= Short task =
Repeat the data that follows, word for word, without the images.

= Provided data =
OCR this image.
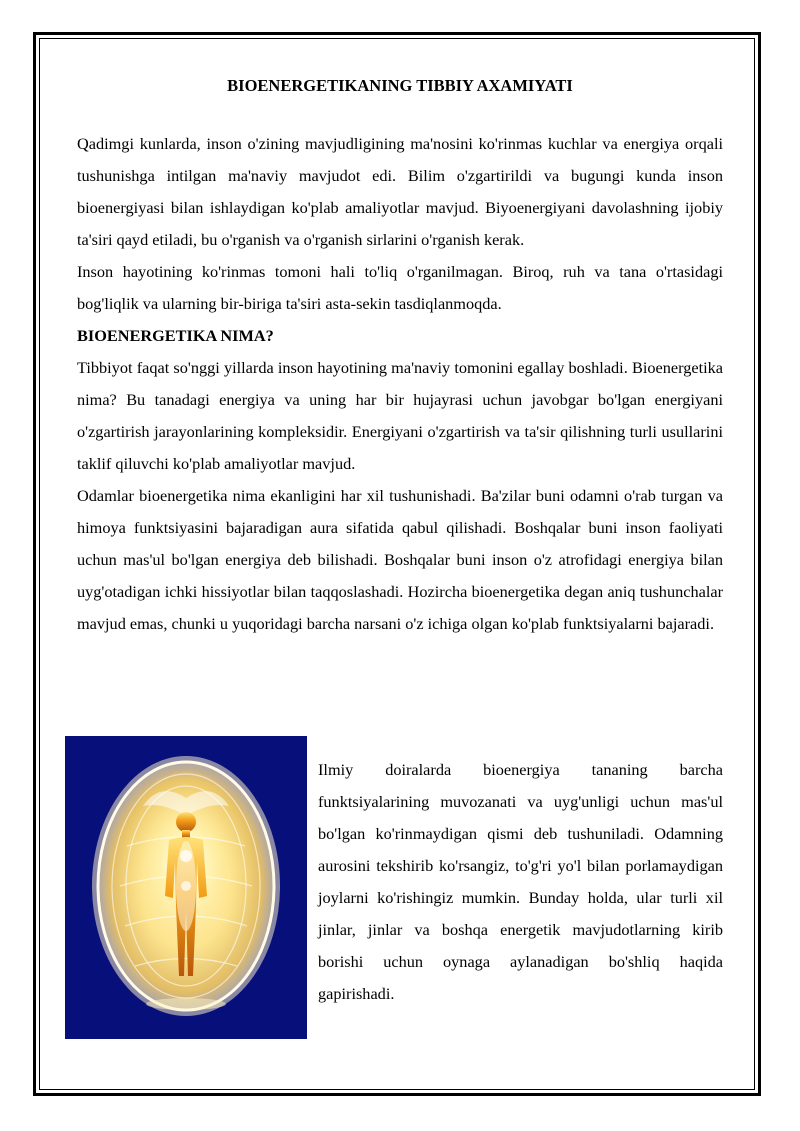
BIOENERGETIKANING TIBBIY AXAMIYATI

Qadimgi kunlarda, inson o'zining mavjudligining ma'nosini ko'rinmas kuchlar va energiya orqali tushunishga intilgan ma'naviy mavjudot edi. Bilim o'zgartirildi va bugungi kunda inson bioenergiyasi bilan ishlaydigan ko'plab amaliyotlar mavjud. Biyoenergiyani davolashning ijobiy ta'siri qayd etiladi, bu o'rganish va o'rganish sirlarini o'rganish kerak.

Inson hayotining ko'rinmas tomoni hali to'liq o'rganilmagan. Biroq, ruh va tana o'rtasidagi bog'liqlik va ularning bir-biriga ta'siri asta-sekin tasdiqlanmoqda.

BIOENERGETIKA NIMA?

Tibbiyot faqat so'nggi yillarda inson hayotining ma'naviy tomonini egallay boshladi. Bioenergetika nima? Bu tanadagi energiya va uning har bir hujayrasi uchun javobgar bo'lgan energiyani o'zgartirish jarayonlarining kompleksidir. Energiyani o'zgartirish va ta'sir qilishning turli usullarini taklif qiluvchi ko'plab amaliyotlar mavjud.

Odamlar bioenergetika nima ekanligini har xil tushunishadi. Ba'zilar buni odamni o'rab turgan va himoya funktsiyasini bajaradigan aura sifatida qabul qilishadi. Boshqalar buni inson faoliyati uchun mas'ul bo'lgan energiya deb bilishadi. Boshqalar buni inson o'z atrofidagi energiya bilan uyg'otadigan ichki hissiyotlar bilan taqqoslashadi. Hozircha bioenergetika degan aniq tushunchalar mavjud emas, chunki u yuqoridagi barcha narsani o'z ichiga olgan ko'plab funktsiyalarni bajaradi.

Ilmiy doiralarda bioenergiya tananing barcha funktsiyalarining muvozanati va uyg'unligi uchun mas'ul bo'lgan ko'rinmaydigan qismi deb tushuniladi. Odamning aurosini tekshirib ko'rsangiz, to'g'ri yo'l bilan porlamaydigan joylarni ko'rishingiz mumkin. Bunday holda, ular turli xil jinlar, jinlar va boshqa energetik mavjudotlarning kirib borishi uchun oynaga aylanadigan bo'shliq haqida gapirishadi.
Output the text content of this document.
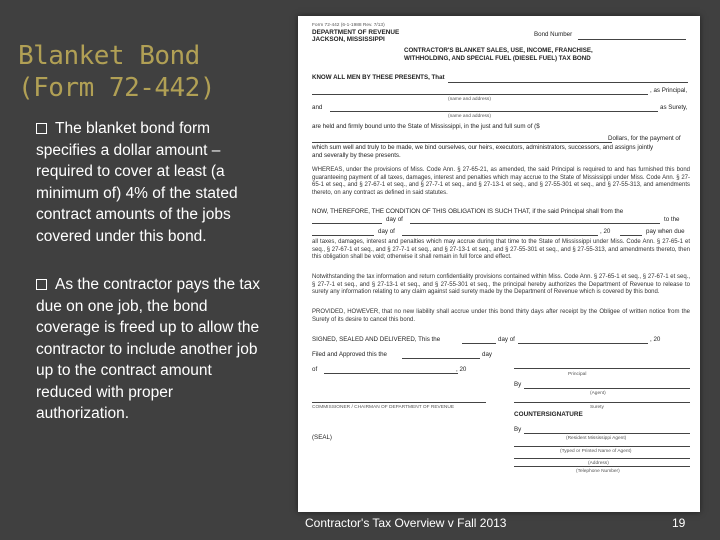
Blanket Bond
(Form 72-442)
The blanket bond form specifies a dollar amount – required to cover at least (a minimum of) 4% of the stated contract amounts of the jobs covered under this bond.
As the contractor pays the tax due on one job, the bond coverage is freed up to allow the contractor to include another job up to the contract amount reduced with proper authorization.
Form 72-442 (6-1-1988 Rev. 7/13)
DEPARTMENT OF REVENUE
JACKSON, MISSISSIPPI
Bond Number
CONTRACTOR'S BLANKET SALES, USE, INCOME, FRANCHISE,
WITHHOLDING, AND SPECIAL FUEL (DIESEL FUEL) TAX BOND
KNOW ALL MEN BY THESE PRESENTS, That
, as Principal,
(name and address)
and	as Surety,
(name and address)
are held and firmly bound unto the State of Mississippi, in the just and full sum of ($
Dollars, for the payment of
which sum well and truly to be made, we bind ourselves, our heirs, executors, administrators, successors, and assigns jointly
and severally by these presents.
WHEREAS, under the provisions of Miss. Code Ann. § 27-65-21, as amended, the said Principal is required to and has furnished this bond guaranteeing payment of all taxes, damages, interest and penalties which may accrue to the State of Mississippi under Miss. Code Ann. § 27-65-1 et seq., and § 27-67-1 et seq., and § 27-7-1 et seq., and § 27-13-1 et seq., and § 27-55-301 et seq., and § 27-55-313, and amendments thereto, on any contract as defined in said statutes.
NOW, THEREFORE, THE CONDITION OF THIS OBLIGATION IS SUCH THAT, if the said Principal shall from the
day of	to the
day of	, 20	pay when due
all taxes, damages, interest and penalties which may accrue during that time to the State of Mississippi under Miss. Code Ann. § 27-65-1 et seq., § 27-67-1 et seq., and § 27-7-1 et seq., and § 27-13-1 et seq., and § 27-55-301 et seq., and § 27-55-313, and amendments thereto, then this obligation shall be void; otherwise it shall remain in full force and effect.
Notwithstanding the tax information and return confidentiality provisions contained within Miss. Code Ann. § 27-65-1 et seq., § 27-67-1 et seq., § 27-7-1 et seq., and § 27-13-1 et seq., and § 27-55-301 et seq., the principal hereby authorizes the Department of Revenue to release to surety any information relating to any claim against said surety made by the Department of Revenue which is covered by this bond.
PROVIDED, HOWEVER, that no new liability shall accrue under this bond thirty days after receipt by the Obligee of written notice from the Surety of its desire to cancel this bond.
SIGNED, SEALED AND DELIVERED, This the	day of	, 20
Filed and Approved this the	day
of	, 20
Principal
By
(Agent)
COMMISSIONER / CHAIRMAN OF DEPARTMENT OF REVENUE	Surety
COUNTERSIGNATURE
By
(Resident Mississippi Agent)
(SEAL)
(Typed or Printed Name of Agent)
(Address)
(Telephone Number)
Contractor's Tax Overview v Fall 2013	19
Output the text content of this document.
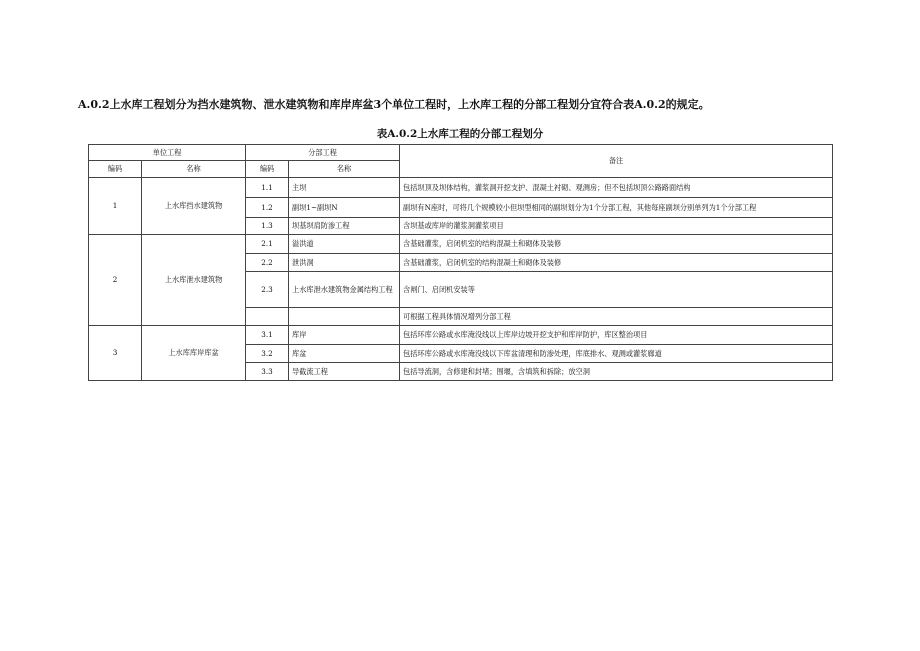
A.0.2上水库工程划分为挡水建筑物、泄水建筑物和库岸库盆3个单位工程时，上水库工程的分部工程划分宜符合表A.0.2的规定。
表A.0.2上水库工程的分部工程划分
单位工程		分部工程		备注
编码	名称	编码	名称	
1	上水库挡水建筑物	1.1	主坝	包括坝顶及坝体结构，灌浆洞开挖支护、混凝土衬砌、观测房；但不包括坝顶公路路面结构
		1.2	副坝1~副坝N	副坝有N座时，可将几个规模较小但坝型相同的副坝划分为1个分部工程，其他每座副坝分别单列为1个分部工程
		1.3	坝基坝肩防渗工程	含坝基或库岸的灌浆洞灌浆项目
2	上水库泄水建筑物	2.1	溢洪道	含基础灌浆，启闭机室的结构混凝土和砌体及装修
		2.2	泄洪洞	含基础灌浆，启闭机室的结构混凝土和砌体及装修
		2.3	上水库泄水建筑物金属结构工程	含闸门、启闭机安装等
				可根据工程具体情况增列分部工程
3	上水库库岸库盆	3.1	库岸	包括环库公路或水库淹没线以上库岸边坡开挖支护和库岸防护，库区整治项目
		3.2	库盆	包括环库公路或水库淹没线以下库盆清理和防渗处理，库底排水、观测或灌浆廊道
		3.3	导截流工程	包括导流洞，含修建和封堵；围堰，含填筑和拆除；放空洞
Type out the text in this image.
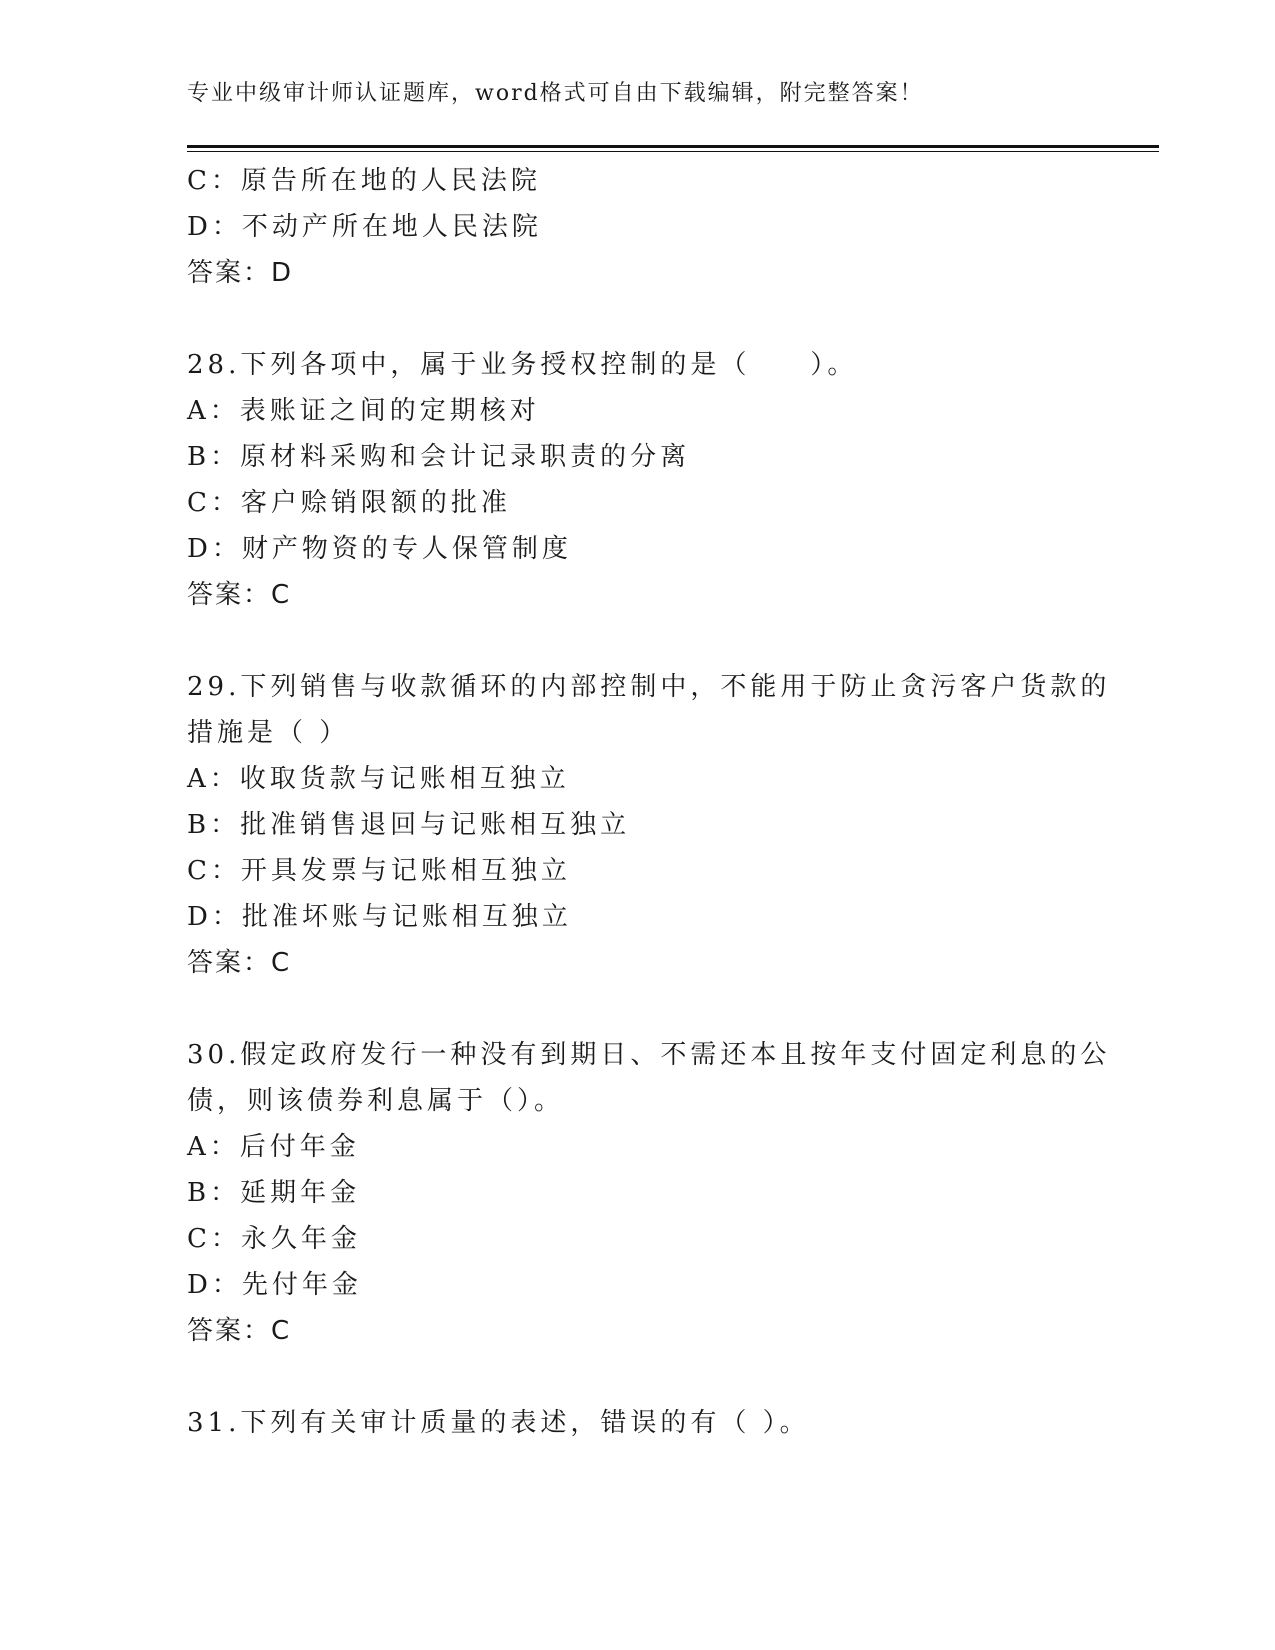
专业中级审计师认证题库，word格式可自由下载编辑，附完整答案！
C：原告所在地的人民法院
D：不动产所在地人民法院
答案：D
28.下列各项中，属于业务授权控制的是（　　）。
A：表账证之间的定期核对
B：原材料采购和会计记录职责的分离
C：客户赊销限额的批准
D：财产物资的专人保管制度
答案：C
29.下列销售与收款循环的内部控制中，不能用于防止贪污客户货款的
措施是（ ）
A：收取货款与记账相互独立
B：批准销售退回与记账相互独立
C：开具发票与记账相互独立
D：批准坏账与记账相互独立
答案：C
30.假定政府发行一种没有到期日、不需还本且按年支付固定利息的公
债，则该债券利息属于（）。
A：后付年金
B：延期年金
C：永久年金
D：先付年金
答案：C
31.下列有关审计质量的表述，错误的有（ ）。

= Expected output =
OCR this image.
BIOENERGETIKANING TIBBIY AXAMIYATI

Qadimgi kunlarda, inson o'zining mavjudligining ma'nosini ko'rinmas kuchlar va energiya orqali tushunishga intilgan ma'naviy mavjudot edi. Bilim o'zgartirildi va bugungi kunda inson bioenergiyasi bilan ishlaydigan ko'plab amaliyotlar mavjud. Biyoenergiyani davolashning ijobiy ta'siri qayd etiladi, bu o'rganish va o'rganish sirlarini o'rganish kerak.

Inson hayotining ko'rinmas tomoni hali to'liq o'rganilmagan. Biroq, ruh va tana o'rtasidagi bog'liqlik va ularning bir-biriga ta'siri asta-sekin tasdiqlanmoqda.

BIOENERGETIKA NIMA?

Tibbiyot faqat so'nggi yillarda inson hayotining ma'naviy tomonini egallay boshladi. Bioenergetika nima? Bu tanadagi energiya va uning har bir hujayrasi uchun javobgar bo'lgan energiyani o'zgartirish jarayonlarining kompleksidir. Energiyani o'zgartirish va ta'sir qilishning turli usullarini taklif qiluvchi ko'plab amaliyotlar mavjud.

Odamlar bioenergetika nima ekanligini har xil tushunishadi. Ba'zilar buni odamni o'rab turgan va himoya funktsiyasini bajaradigan aura sifatida qabul qilishadi. Boshqalar buni inson faoliyati uchun mas'ul bo'lgan energiya deb bilishadi. Boshqalar buni inson o'z atrofidagi energiya bilan uyg'otadigan ichki hissiyotlar bilan taqqoslashadi. Hozircha bioenergetika degan aniq tushunchalar mavjud emas, chunki u yuqoridagi barcha narsani o'z ichiga olgan ko'plab funktsiyalarni bajaradi.

Ilmiy doiralarda bioenergiya tananing barcha funktsiyalarining muvozanati va uyg'unligi uchun mas'ul bo'lgan ko'rinmaydigan qismi deb tushuniladi. Odamning aurosini tekshirib ko'rsangiz, to'g'ri yo'l bilan porlamaydigan joylarni ko'rishingiz mumkin. Bunday holda, ular turli xil jinlar, jinlar va boshqa energetik mavjudotlarning kirib borishi uchun oynaga aylanadigan bo'shliq haqida gapirishadi.
Output the text content of this document.
Blanket Bond
(Form 72-442)
The blanket bond form specifies a dollar amount – required to cover at least (a minimum of) 4% of the stated contract amounts of the jobs covered under this bond.
As the contractor pays the tax due on one job, the bond coverage is freed up to allow the contractor to include another job up to the contract amount reduced with proper authorization.
Form 72-442 (6-1-1988 Rev. 7/13)
DEPARTMENT OF REVENUE
JACKSON, MISSISSIPPI
Bond Number
CONTRACTOR'S BLANKET SALES, USE, INCOME, FRANCHISE,
WITHHOLDING, AND SPECIAL FUEL (DIESEL FUEL) TAX BOND
KNOW ALL MEN BY THESE PRESENTS, That
, as Principal,
(name and address)
and	as Surety,
(name and address)
are held and firmly bound unto the State of Mississippi, in the just and full sum of ($
Dollars, for the payment of
which sum well and truly to be made, we bind ourselves, our heirs, executors, administrators, successors, and assigns jointly
and severally by these presents.
WHEREAS, under the provisions of Miss. Code Ann. § 27-65-21, as amended, the said Principal is required to and has furnished this bond guaranteeing payment of all taxes, damages, interest and penalties which may accrue to the State of Mississippi under Miss. Code Ann. § 27-65-1 et seq., and § 27-67-1 et seq., and § 27-7-1 et seq., and § 27-13-1 et seq., and § 27-55-301 et seq., and § 27-55-313, and amendments thereto, on any contract as defined in said statutes.
NOW, THEREFORE, THE CONDITION OF THIS OBLIGATION IS SUCH THAT, if the said Principal shall from the
day of	to the
day of	, 20	pay when due
all taxes, damages, interest and penalties which may accrue during that time to the State of Mississippi under Miss. Code Ann. § 27-65-1 et seq., § 27-67-1 et seq., and § 27-7-1 et seq., and § 27-13-1 et seq., and § 27-55-301 et seq., and § 27-55-313, and amendments thereto, then this obligation shall be void; otherwise it shall remain in full force and effect.
Notwithstanding the tax information and return confidentiality provisions contained within Miss. Code Ann. § 27-65-1 et seq., § 27-67-1 et seq., § 27-7-1 et seq., and § 27-13-1 et seq., and § 27-55-301 et seq., the principal hereby authorizes the Department of Revenue to release to surety any information relating to any claim against said surety made by the Department of Revenue which is covered by this bond.
PROVIDED, HOWEVER, that no new liability shall accrue under this bond thirty days after receipt by the Obligee of written notice from the Surety of its desire to cancel this bond.
SIGNED, SEALED AND DELIVERED, This the	day of	, 20
Filed and Approved this the	day
of	, 20
Principal
By
(Agent)
COMMISSIONER / CHAIRMAN OF DEPARTMENT OF REVENUE	Surety
COUNTERSIGNATURE
By
(Resident Mississippi Agent)
(SEAL)
(Typed or Printed Name of Agent)
(Address)
(Telephone Number)
Contractor's Tax Overview v Fall 2013	19
Output the text content of this document.
A.0.2上水库工程划分为挡水建筑物、泄水建筑物和库岸库盆3个单位工程时，上水库工程的分部工程划分宜符合表A.0.2的规定。
表A.0.2上水库工程的分部工程划分
单位工程		分部工程		备注
编码	名称	编码	名称	
1	上水库挡水建筑物	1.1	主坝	包括坝顶及坝体结构，灌浆洞开挖支护、混凝土衬砌、观测房；但不包括坝顶公路路面结构
		1.2	副坝1~副坝N	副坝有N座时，可将几个规模较小但坝型相同的副坝划分为1个分部工程，其他每座副坝分别单列为1个分部工程
		1.3	坝基坝肩防渗工程	含坝基或库岸的灌浆洞灌浆项目
2	上水库泄水建筑物	2.1	溢洪道	含基础灌浆，启闭机室的结构混凝土和砌体及装修
		2.2	泄洪洞	含基础灌浆，启闭机室的结构混凝土和砌体及装修
		2.3	上水库泄水建筑物金属结构工程	含闸门、启闭机安装等
				可根据工程具体情况增列分部工程
3	上水库库岸库盆	3.1	库岸	包括环库公路或水库淹没线以上库岸边坡开挖支护和库岸防护，库区整治项目
		3.2	库盆	包括环库公路或水库淹没线以下库盆清理和防渗处理，库底排水、观测或灌浆廊道
		3.3	导截流工程	包括导流洞，含修建和封堵；围堰，含填筑和拆除；放空洞
Type out the text in this image.
专业中级审计师认证题库，word格式可自由下载编辑，附完整答案！
C：原告所在地的人民法院
D：不动产所在地人民法院
答案：D
28.下列各项中，属于业务授权控制的是（　　）。
A：表账证之间的定期核对
B：原材料采购和会计记录职责的分离
C：客户赊销限额的批准
D：财产物资的专人保管制度
答案：C
29.下列销售与收款循环的内部控制中，不能用于防止贪污客户货款的
措施是（ ）
A：收取货款与记账相互独立
B：批准销售退回与记账相互独立
C：开具发票与记账相互独立
D：批准坏账与记账相互独立
答案：C
30.假定政府发行一种没有到期日、不需还本且按年支付固定利息的公
债，则该债券利息属于（）。
A：后付年金
B：延期年金
C：永久年金
D：先付年金
答案：C
31.下列有关审计质量的表述，错误的有（ ）。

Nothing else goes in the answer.